- [Task requirements]: Determine which lines of the records include the word "Guitar", and copy them.

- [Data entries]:
----

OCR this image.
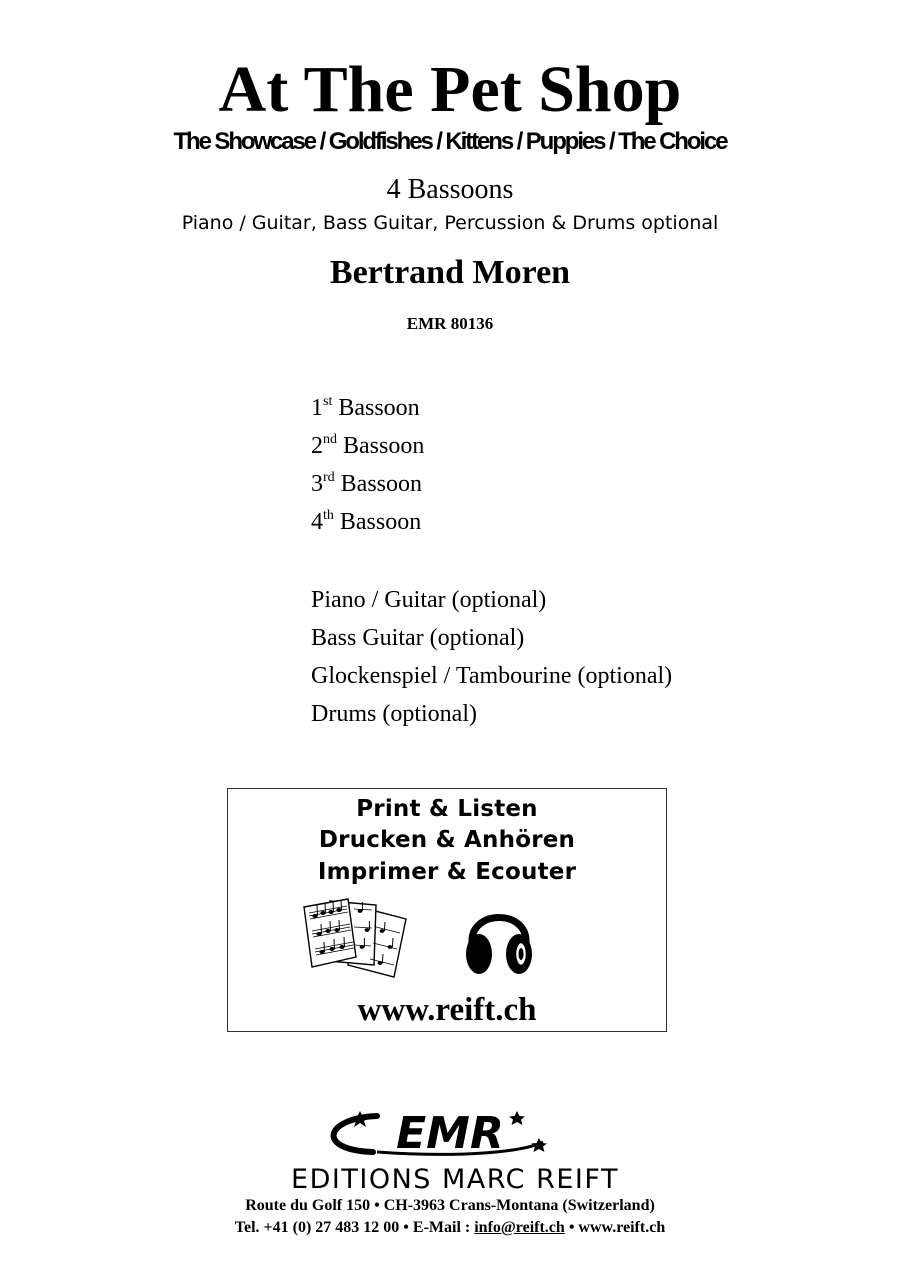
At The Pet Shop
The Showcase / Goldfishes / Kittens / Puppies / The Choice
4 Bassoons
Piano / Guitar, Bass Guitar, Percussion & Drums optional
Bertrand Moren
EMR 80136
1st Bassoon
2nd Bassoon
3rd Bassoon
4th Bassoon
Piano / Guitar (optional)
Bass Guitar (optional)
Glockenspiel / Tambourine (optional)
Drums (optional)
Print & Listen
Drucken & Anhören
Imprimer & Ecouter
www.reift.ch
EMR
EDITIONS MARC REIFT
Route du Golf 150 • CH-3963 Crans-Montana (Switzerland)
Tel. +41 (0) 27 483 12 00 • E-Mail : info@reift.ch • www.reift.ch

----

- [Complete answer]:
Piano / Guitar, Bass Guitar, Percussion & Drums optional
Piano / Guitar (optional)
Bass Guitar (optional)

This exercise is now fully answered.